● Directive
Pull out from the material below all lines with "RCDT".

[Entries from a dataset]
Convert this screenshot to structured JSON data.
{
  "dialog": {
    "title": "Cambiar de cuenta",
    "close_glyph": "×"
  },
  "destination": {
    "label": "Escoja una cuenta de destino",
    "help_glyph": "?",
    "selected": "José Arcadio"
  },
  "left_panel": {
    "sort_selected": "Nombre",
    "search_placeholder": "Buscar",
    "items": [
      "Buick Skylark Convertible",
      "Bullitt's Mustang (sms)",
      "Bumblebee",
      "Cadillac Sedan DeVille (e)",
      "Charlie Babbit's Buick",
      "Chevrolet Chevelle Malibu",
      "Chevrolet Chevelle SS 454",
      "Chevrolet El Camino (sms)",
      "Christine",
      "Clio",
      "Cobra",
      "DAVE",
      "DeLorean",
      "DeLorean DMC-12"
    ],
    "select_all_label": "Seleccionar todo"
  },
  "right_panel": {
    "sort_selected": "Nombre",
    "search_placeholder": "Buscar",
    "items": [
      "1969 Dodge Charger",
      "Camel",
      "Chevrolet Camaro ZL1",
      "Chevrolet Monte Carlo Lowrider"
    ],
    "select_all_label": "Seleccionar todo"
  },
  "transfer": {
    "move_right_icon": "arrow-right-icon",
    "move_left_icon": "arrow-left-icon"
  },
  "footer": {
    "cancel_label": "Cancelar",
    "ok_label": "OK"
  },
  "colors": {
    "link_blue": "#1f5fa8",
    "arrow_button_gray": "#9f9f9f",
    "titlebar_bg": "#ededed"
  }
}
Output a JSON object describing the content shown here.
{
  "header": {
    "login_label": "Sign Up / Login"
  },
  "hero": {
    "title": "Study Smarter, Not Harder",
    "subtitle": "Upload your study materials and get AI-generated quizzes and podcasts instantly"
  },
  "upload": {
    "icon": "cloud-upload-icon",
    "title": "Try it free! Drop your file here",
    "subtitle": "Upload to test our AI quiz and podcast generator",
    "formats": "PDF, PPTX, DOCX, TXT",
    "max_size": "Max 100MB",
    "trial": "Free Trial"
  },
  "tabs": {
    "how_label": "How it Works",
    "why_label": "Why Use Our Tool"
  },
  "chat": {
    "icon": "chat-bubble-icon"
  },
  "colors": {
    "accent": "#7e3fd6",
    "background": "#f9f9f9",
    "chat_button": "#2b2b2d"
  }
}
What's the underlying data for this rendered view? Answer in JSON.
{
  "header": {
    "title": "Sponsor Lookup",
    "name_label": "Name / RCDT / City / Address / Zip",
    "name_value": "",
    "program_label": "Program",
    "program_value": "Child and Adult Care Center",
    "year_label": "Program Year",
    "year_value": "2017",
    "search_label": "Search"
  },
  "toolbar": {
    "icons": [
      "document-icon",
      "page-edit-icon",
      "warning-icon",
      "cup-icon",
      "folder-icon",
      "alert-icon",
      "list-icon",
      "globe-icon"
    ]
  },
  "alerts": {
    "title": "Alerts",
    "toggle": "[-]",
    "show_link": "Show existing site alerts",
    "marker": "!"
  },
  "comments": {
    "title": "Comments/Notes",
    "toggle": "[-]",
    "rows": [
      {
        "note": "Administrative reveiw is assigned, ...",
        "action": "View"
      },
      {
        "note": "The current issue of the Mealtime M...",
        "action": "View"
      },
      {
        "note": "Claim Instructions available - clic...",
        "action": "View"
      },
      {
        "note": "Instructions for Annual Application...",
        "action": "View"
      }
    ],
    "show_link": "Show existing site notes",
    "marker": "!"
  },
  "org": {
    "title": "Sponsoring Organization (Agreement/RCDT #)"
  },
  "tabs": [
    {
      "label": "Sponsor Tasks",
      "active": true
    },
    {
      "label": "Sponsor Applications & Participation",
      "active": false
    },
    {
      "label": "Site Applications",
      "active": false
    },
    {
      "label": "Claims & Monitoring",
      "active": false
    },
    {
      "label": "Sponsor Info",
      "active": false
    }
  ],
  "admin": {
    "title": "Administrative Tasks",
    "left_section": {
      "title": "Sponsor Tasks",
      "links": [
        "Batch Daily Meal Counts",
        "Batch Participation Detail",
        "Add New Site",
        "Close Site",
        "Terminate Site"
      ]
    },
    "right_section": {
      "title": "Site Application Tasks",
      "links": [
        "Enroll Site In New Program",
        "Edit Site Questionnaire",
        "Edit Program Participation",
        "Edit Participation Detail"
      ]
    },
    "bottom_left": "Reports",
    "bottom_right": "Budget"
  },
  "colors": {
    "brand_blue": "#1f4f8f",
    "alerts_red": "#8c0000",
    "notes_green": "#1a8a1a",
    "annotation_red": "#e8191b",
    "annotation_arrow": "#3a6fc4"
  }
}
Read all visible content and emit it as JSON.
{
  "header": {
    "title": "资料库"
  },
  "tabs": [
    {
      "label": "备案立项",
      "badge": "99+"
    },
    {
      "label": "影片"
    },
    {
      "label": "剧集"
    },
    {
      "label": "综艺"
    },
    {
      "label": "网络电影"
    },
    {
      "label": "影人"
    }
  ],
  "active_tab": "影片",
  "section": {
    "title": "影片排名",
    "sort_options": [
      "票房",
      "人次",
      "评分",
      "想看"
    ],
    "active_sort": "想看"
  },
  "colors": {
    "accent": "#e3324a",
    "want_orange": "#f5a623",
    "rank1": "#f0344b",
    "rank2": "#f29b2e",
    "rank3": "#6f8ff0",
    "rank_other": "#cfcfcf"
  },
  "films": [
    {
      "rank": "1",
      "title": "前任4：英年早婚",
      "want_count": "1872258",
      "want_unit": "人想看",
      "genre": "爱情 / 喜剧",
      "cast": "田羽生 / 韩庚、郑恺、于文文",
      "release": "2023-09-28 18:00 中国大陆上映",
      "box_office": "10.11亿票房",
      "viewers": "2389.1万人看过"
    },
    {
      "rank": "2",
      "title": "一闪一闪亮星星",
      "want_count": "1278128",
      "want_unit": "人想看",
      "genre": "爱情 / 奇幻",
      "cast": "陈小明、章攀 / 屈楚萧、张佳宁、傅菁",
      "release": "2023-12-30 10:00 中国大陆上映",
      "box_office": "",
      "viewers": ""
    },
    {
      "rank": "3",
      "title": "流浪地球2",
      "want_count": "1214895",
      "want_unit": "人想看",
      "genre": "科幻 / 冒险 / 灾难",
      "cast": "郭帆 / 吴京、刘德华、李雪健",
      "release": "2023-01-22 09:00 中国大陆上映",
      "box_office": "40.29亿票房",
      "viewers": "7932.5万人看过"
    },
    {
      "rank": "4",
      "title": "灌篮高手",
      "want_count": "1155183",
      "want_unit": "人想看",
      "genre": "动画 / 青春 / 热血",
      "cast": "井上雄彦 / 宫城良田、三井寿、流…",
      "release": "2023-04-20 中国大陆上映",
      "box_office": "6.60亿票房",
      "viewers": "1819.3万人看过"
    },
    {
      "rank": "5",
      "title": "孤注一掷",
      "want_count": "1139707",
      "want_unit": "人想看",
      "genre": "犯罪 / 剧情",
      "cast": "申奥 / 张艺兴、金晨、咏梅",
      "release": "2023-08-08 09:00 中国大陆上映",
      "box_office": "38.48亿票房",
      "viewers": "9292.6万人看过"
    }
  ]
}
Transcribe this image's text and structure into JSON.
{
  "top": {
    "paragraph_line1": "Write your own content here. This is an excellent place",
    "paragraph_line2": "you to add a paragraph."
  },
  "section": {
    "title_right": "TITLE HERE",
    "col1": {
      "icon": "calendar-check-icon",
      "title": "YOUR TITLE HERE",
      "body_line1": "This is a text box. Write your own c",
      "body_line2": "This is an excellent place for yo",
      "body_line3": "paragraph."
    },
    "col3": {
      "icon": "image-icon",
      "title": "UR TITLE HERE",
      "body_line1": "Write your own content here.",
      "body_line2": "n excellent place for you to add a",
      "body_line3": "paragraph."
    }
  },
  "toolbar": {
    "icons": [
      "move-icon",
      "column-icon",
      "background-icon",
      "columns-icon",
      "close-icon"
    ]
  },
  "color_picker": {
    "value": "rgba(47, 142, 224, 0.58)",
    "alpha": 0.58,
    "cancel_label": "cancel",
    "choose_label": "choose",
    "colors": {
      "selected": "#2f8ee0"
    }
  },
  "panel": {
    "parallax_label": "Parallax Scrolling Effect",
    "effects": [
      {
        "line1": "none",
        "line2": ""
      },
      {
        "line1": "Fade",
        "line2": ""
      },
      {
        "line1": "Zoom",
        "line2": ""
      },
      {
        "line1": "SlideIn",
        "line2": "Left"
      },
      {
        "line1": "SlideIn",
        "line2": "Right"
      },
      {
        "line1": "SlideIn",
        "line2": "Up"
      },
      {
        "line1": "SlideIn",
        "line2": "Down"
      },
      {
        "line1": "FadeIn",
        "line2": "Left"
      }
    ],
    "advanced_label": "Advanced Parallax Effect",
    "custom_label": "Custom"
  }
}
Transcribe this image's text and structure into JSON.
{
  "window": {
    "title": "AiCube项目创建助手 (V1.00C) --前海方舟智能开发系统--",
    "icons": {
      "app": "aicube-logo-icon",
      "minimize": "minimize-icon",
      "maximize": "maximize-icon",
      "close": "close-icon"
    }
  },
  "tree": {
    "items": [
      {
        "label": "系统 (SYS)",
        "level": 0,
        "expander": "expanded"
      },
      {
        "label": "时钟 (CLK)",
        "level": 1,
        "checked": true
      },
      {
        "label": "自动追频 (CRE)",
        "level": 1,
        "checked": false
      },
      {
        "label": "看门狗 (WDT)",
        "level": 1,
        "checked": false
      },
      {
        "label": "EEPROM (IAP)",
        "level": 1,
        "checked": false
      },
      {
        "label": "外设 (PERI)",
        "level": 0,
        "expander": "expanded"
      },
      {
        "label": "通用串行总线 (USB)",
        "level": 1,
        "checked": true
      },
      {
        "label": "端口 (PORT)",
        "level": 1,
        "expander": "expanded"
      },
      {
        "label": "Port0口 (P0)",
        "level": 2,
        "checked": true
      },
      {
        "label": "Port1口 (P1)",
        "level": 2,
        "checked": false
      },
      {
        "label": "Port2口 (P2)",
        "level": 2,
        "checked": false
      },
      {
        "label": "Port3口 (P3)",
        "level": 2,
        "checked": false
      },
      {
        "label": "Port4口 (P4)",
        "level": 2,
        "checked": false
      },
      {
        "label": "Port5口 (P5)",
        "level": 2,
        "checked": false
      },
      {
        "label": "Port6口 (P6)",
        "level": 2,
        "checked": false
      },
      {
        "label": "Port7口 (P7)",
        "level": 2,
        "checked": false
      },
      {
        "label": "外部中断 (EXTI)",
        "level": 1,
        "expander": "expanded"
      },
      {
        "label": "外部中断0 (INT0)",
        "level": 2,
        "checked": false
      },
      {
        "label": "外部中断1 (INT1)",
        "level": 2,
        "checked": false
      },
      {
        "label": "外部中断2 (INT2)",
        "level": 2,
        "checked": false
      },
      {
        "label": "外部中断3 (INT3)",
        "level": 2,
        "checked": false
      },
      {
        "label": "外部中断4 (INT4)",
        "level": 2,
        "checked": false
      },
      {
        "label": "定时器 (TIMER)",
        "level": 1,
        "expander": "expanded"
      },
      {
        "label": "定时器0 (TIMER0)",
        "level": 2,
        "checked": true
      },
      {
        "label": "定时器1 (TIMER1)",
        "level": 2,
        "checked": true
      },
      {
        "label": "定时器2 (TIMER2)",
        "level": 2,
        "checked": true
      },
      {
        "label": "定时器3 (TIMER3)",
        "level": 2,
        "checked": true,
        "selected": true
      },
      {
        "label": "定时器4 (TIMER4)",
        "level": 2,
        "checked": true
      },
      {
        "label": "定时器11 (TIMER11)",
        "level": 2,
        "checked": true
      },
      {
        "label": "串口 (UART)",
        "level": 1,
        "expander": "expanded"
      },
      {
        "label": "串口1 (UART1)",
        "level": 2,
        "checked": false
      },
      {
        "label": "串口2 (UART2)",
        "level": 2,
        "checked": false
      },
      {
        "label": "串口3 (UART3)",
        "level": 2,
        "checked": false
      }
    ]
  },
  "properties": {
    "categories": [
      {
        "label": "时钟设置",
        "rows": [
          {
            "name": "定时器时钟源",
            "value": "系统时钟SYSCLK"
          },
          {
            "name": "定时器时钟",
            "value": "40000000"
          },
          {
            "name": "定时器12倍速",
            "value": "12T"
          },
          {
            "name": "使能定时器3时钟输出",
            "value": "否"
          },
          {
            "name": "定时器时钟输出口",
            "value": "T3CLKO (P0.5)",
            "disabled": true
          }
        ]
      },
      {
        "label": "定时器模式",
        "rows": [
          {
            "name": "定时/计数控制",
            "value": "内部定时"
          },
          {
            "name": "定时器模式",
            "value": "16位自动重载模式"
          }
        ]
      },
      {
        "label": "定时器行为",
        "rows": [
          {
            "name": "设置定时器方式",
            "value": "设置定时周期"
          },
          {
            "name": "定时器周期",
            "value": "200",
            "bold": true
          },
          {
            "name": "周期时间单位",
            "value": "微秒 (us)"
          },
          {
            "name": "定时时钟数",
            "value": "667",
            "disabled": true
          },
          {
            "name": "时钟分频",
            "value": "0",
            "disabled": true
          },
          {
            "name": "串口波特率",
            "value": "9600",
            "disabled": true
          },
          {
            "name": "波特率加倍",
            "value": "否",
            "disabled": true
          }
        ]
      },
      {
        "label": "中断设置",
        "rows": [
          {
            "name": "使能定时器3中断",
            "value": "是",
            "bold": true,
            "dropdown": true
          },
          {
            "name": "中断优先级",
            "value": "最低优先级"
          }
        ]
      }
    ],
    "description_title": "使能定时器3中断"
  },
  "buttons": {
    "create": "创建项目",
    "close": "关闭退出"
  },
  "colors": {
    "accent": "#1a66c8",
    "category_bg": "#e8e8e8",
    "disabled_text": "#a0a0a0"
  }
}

● Written solution
    "name_label": "Name / RCDT / City / Address / Zip",
    "title": "Sponsoring Organization (Agreement/RCDT #)"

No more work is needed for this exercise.